━━━━━ Provided records ━━━━━
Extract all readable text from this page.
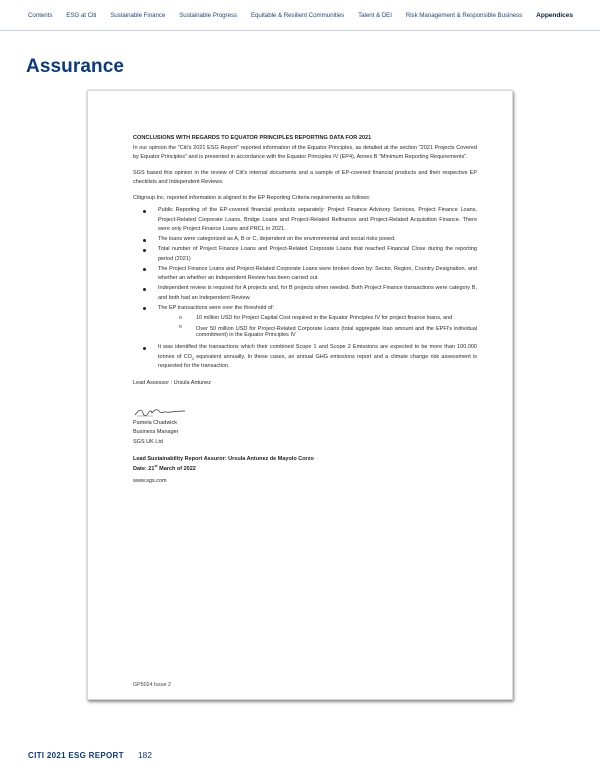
Contents ESG at Citi Sustainable Finance Sustainable Progress Equitable & Resilient Communities Talent & DEI Risk Management & Responsible Business Appendices
Assurance
CONCLUSIONS WITH REGARDS TO EQUATOR PRINCIPLES REPORTING DATA FOR 2021

In our opinion the "Citi's 2021 ESG Report" reported information of the Equator Principles, as detailed at the section "2021 Projects Covered by Equator Principles" and is presented in accordance with the Equator Principles IV (EP4), Annex B "Minimum Reporting Requirements".

SGS based this opinion in the review of Citi's internal documents and a sample of EP-covered financial products and their respective EP checklists and Independent Reviews.

Citigroup Inc. reported information is aligned to the EP Reporting Criteria requirements as follows:

Public Reporting of the EP-covered financial products separately: Project Finance Advisory Services, Project Finance Loans, Project-Related Corporate Loans, Bridge Loans and Project-Related Refinance and Project-Related Acquisition Finance. There were only Project Finance Loans and PRCL in 2021.
The loans were categorized as A, B or C, dependent on the environmental and social risks posed.
Total number of Project Finance Loans and Project-Related Corporate Loans that reached Financial Close during the reporting period (2021)
The Project Finance Loans and Project-Related Corporate Loans were broken down by: Sector, Region, Country Designation, and whether an whether an Independent Review has been carried out.
Independent review is required for A projects and, for B projects when needed. Both Project Finance transactions were category B, and both had an Independent Review.
The EP transactions were over the threshold of:
o	10 million USD for Project Capital Cost required in the Equator Principles IV for project finance loans, and
o	Over 50 million USD for Project-Related Corporate Loans (total aggregate loan amount and the EPFI's individual commitment) in the Equator Principles IV
It was identified the transactions which their combined Scope 1 and Scope 2 Emissions are expected to be more than 100,000 tonnes of $CO_2$ equivalent annually. In these cases, an annual GHG emissions report and a climate change risk assessment is requested for the transaction.

Lead Assessor : Ursula Antunez

Pamela Chadwick

Business Manager

SGS UK Ltd

Lead Sustainability Report Assuror: Ursula Antunez de Mayolo Corzo

Date: 21st March of 2022

www.sgs.com

GP5024 Issue 2
CITI 2021 ESG REPORT 182
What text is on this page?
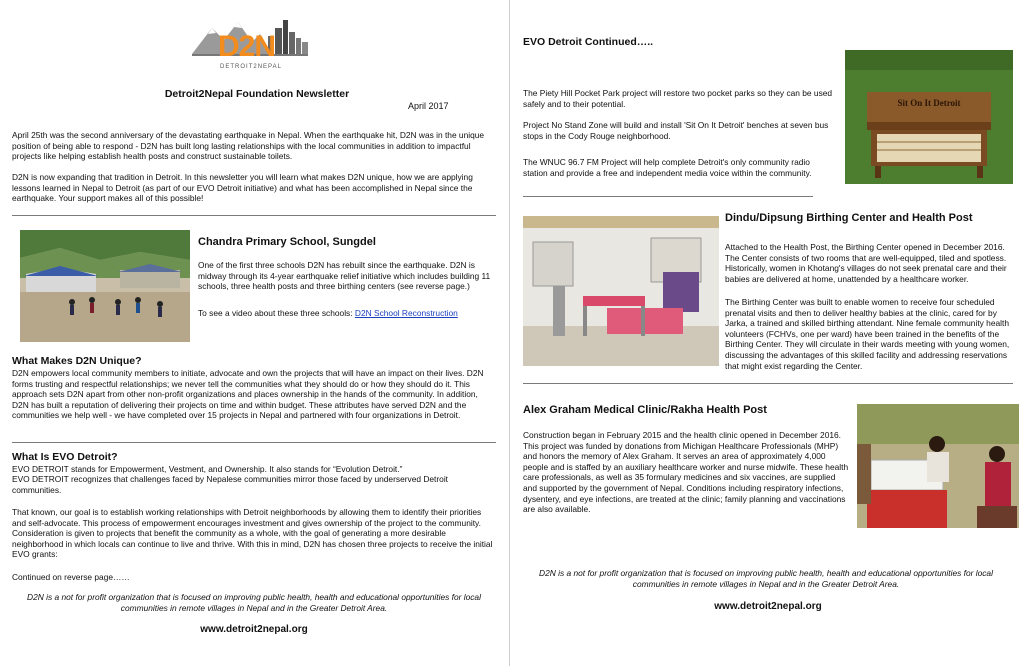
D2N
DETROIT2NEPAL
Detroit2Nepal Foundation Newsletter
April 2017

April 25th was the second anniversary of the devastating earthquake in Nepal. When the earthquake hit, D2N was in the unique position of being able to respond - D2N has built long lasting relationships with the local communities in addition to impactful projects like helping establish health posts and construct sustainable toilets.

D2N is now expanding that tradition in Detroit. In this newsletter you will learn what makes D2N unique, how we are applying lessons learned in Nepal to Detroit (as part of our EVO Detroit initiative) and what has been accomplished in Nepal since the earthquake. Your support makes all of this possible!

Chandra Primary School, Sungdel

One of the first three schools D2N has rebuilt since the earthquake. D2N is midway through its 4-year earthquake relief initiative which includes building 11 schools, three health posts and three birthing centers (see reverse page.)

To see a video about these three schools: D2N School Reconstruction

What Makes D2N Unique?

D2N empowers local community members to initiate, advocate and own the projects that will have an impact on their lives. D2N forms trusting and respectful relationships; we never tell the communities what they should do or how they should do it. This approach sets D2N apart from other non-profit organizations and places ownership in the hands of the community. In addition, D2N has built a reputation of delivering their projects on time and within budget. These attributes have served D2N and the communities we help well - we have completed over 15 projects in Nepal and partnered with four organizations in Detroit.

What Is EVO Detroit?

EVO DETROIT stands for Empowerment, Vestment, and Ownership. It also stands for “Evolution Detroit.”

EVO DETROIT recognizes that challenges faced by Nepalese communities mirror those faced by underserved Detroit communities.

That known, our goal is to establish working relationships with Detroit neighborhoods by allowing them to identify their priorities and self-advocate. This process of empowerment encourages investment and gives ownership of the project to the community. Consideration is given to projects that benefit the community as a whole, with the goal of generating a more desirable neighborhood in which locals can continue to live and thrive. With this in mind, D2N has chosen three projects to receive the initial EVO grants:

Continued on reverse page……

D2N is a not for profit organization that is focused on improving public health, health and educational opportunities for local communities in remote villages in Nepal and in the Greater Detroit Area.

www.detroit2nepal.org
EVO Detroit Continued…..

The Piety Hill Pocket Park project will restore two pocket parks so they can be used safely and to their potential.

Project No Stand Zone will build and install 'Sit On It Detroit' benches at seven bus stops in the Cody Rouge neighborhood.

The WNUC 96.7 FM Project will help complete Detroit's only community radio station and provide a free and independent media voice within the community.

Sit On It Detroit
Dindu/Dipsung Birthing Center and Health Post

Attached to the Health Post, the Birthing Center opened in December 2016. The Center consists of two rooms that are well-equipped, tiled and spotless. Historically, women in Khotang's villages do not seek prenatal care and their babies are delivered at home, unattended by a healthcare worker.

The Birthing Center was built to enable women to receive four scheduled prenatal visits and then to deliver healthy babies at the clinic, cared for by Jarka, a trained and skilled birthing attendant. Nine female community health volunteers (FCHVs, one per ward) have been trained in the benefits of the Birthing Center. They will circulate in their wards meeting with young women, discussing the advantages of this skilled facility and addressing reservations that might exist regarding the Center.

Alex Graham Medical Clinic/Rakha Health Post

Construction began in February 2015 and the health clinic opened in December 2016. This project was funded by donations from Michigan Healthcare Professionals (MHP) and honors the memory of Alex Graham. It serves an area of approximately 4,000 people and is staffed by an auxiliary healthcare worker and nurse midwife. These health care professionals, as well as 35 formulary medicines and six vaccines, are supplied and supported by the government of Nepal. Conditions including respiratory infections, dysentery, and eye infections, are treated at the clinic; family planning and vaccinations are also available.

D2N is a not for profit organization that is focused on improving public health, health and educational opportunities for local communities in remote villages in Nepal and in the Greater Detroit Area.

www.detroit2nepal.org
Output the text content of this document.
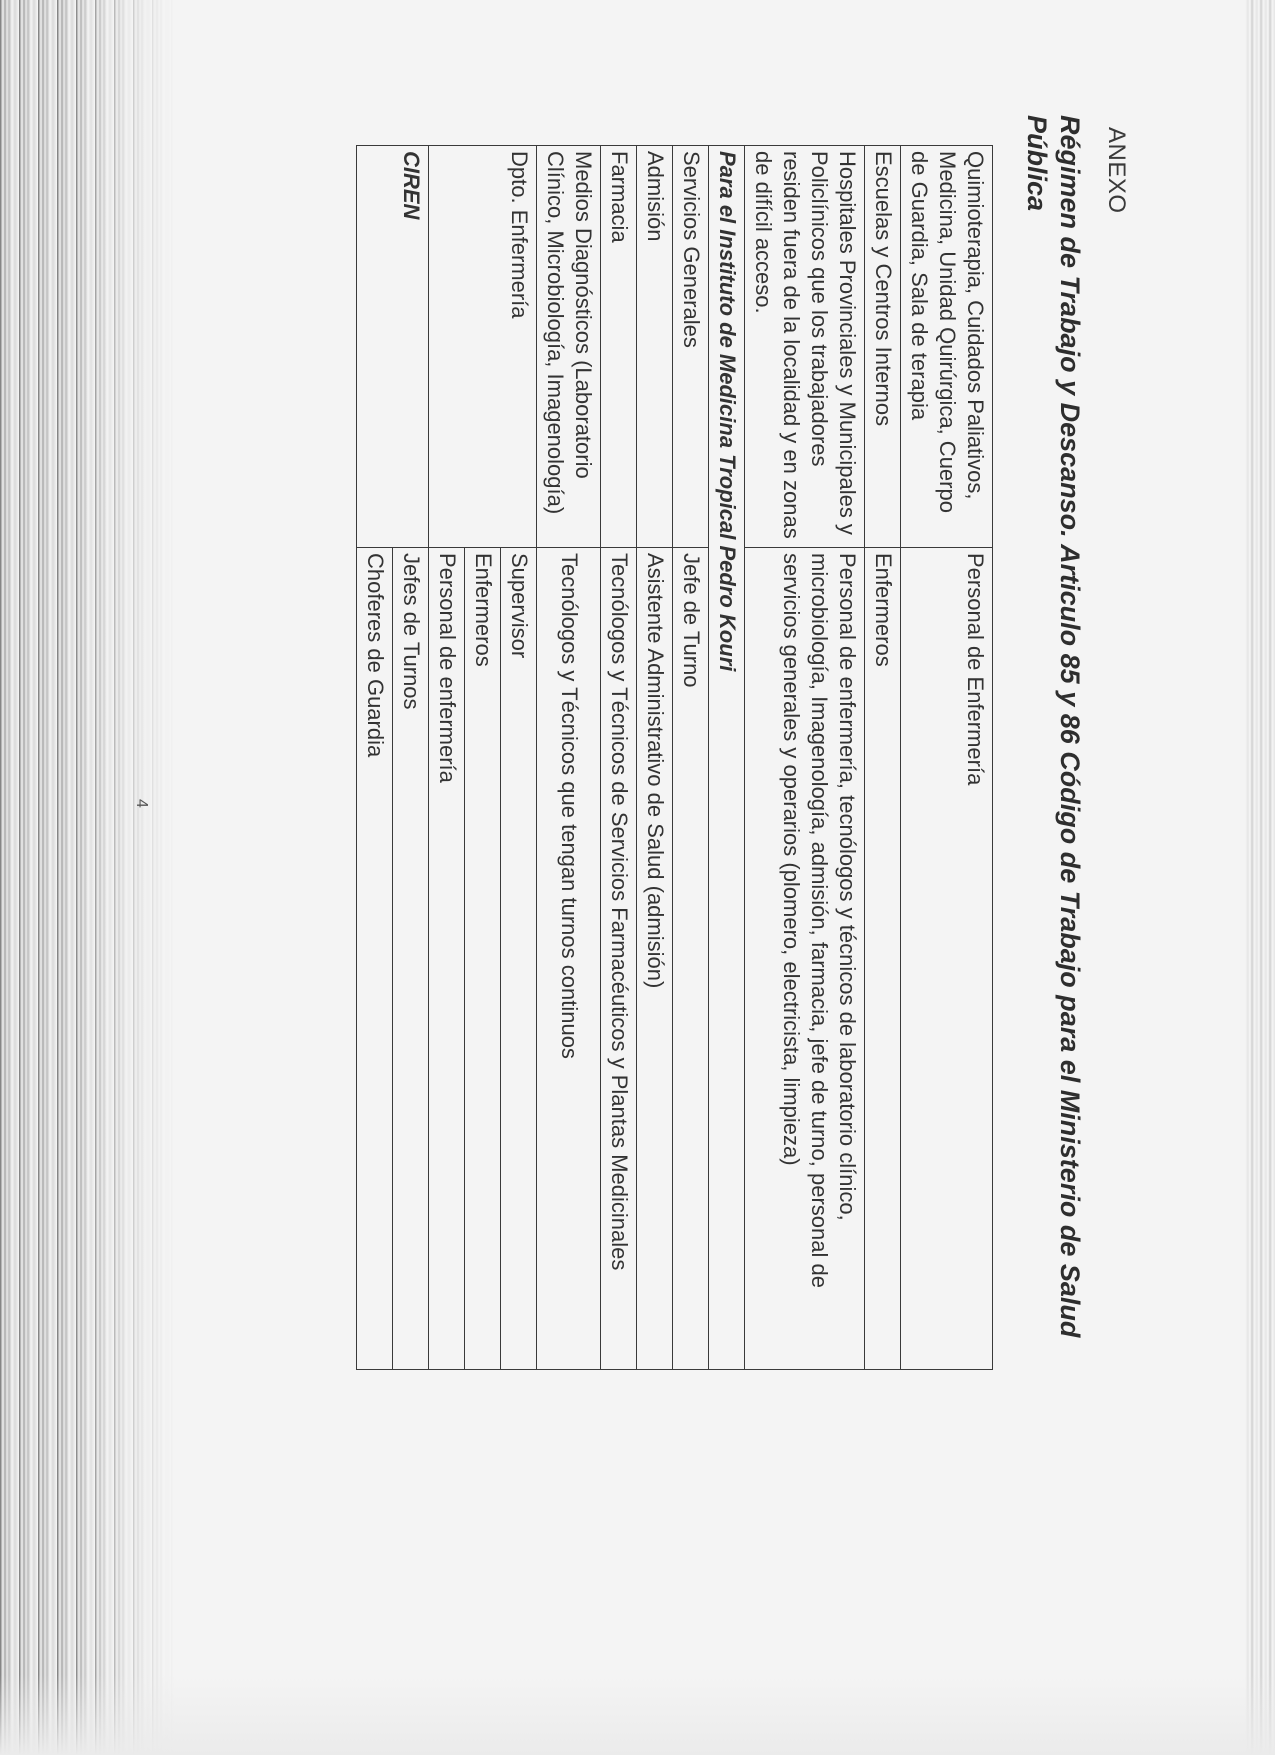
ANEXO
Régimen de Trabajo y Descanso. Articulo 85 y 86 Código de Trabajo para el Ministerio de Salud Pública
Quimioterapia, Cuidados Paliativos, Medicina, Unidad Quirúrgica, Cuerpo de Guardia, Sala de terapia	Personal de Enfermería
Escuelas y Centros Internos	Enfermeros
Hospitales Provinciales y Municipales y Policlínicos que los trabajadores residen fuera de la localidad y en zonas de difícil acceso.	Personal de enfermería, tecnólogos y técnicos de laboratorio clínico, microbiología, Imagenología, admisión, farmacia, jefe de turno, personal de servicios generales y operarios (plomero, electricista, limpieza)
Para el Instituto de Medicina Tropical Pedro Kouri	
Servicios Generales	Jefe de Turno
Admisión	Asistente Administrativo de Salud (admisión)
Farmacia	Tecnólogos y Técnicos de Servicios Farmacéuticos y Plantas Medicinales
Medios Diagnósticos (Laboratorio Clínico, Microbiología, Imagenología)	Tecnólogos y Técnicos que tengan turnos continuos
Dpto. Enfermería	Supervisor
	Enfermeros
	Personal de enfermería
CIREN	Jefes de Turnos
	Choferes de Guardia
4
━━━━━
Goal
Pull out all lines from the entries above that include the word "opinion".

Solved exercise
In our opinion the "Citi's 2021 ESG Report" reported information of the Equator Principles, as detailed at the section "2021 Projects Covered by Equator Principles" and is presented in accordance with the Equator Principles IV (EP4), Annex B "Minimum Reporting Requirements".
SGS based this opinion in the review of Citi's internal documents and a sample of EP-covered financial products and their respective EP checklists and Independent Reviews.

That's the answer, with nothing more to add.